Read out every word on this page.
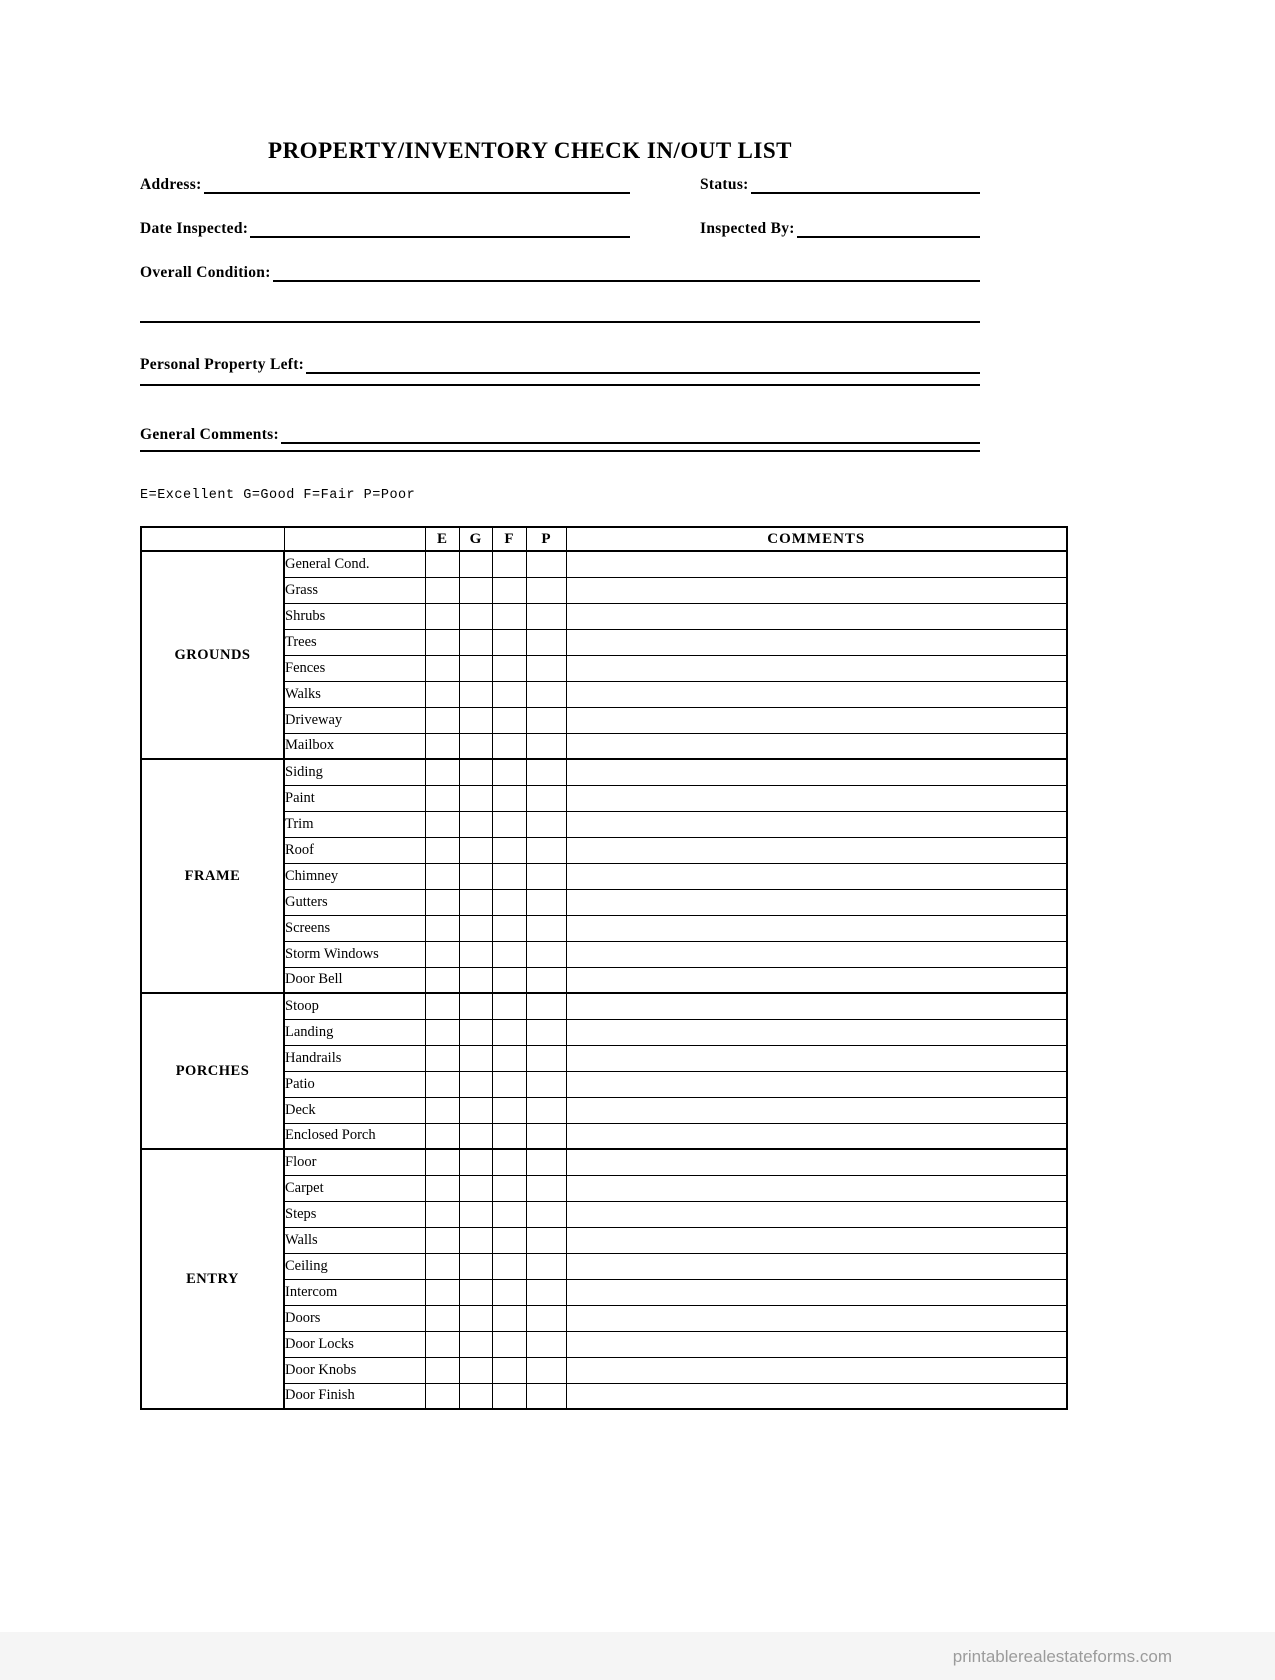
PROPERTY/INVENTORY CHECK IN/OUT LIST
Address:	Status:
Date Inspected:	Inspected By:
Overall Condition:
Personal Property Left:
General Comments:
E=Excellent G=Good F=Fair P=Poor
		E	G	F	P	COMMENTS
GROUNDS	General Cond.					
	Grass					
	Shrubs					
	Trees					
	Fences					
	Walks					
	Driveway					
	Mailbox					
FRAME	Siding					
	Paint					
	Trim					
	Roof					
	Chimney					
	Gutters					
	Screens					
	Storm Windows					
	Door Bell					
PORCHES	Stoop					
	Landing					
	Handrails					
	Patio					
	Deck					
	Enclosed Porch					
ENTRY	Floor					
	Carpet					
	Steps					
	Walls					
	Ceiling					
	Intercom					
	Doors					
	Door Locks					
	Door Knobs					
	Door Finish					
printablerealestateforms.com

────────

#### [Written exercise]
Isolate the lines that hold the word "General" and copy all of them.

#### [Full answer]
General Comments:
GROUNDS	General Cond.					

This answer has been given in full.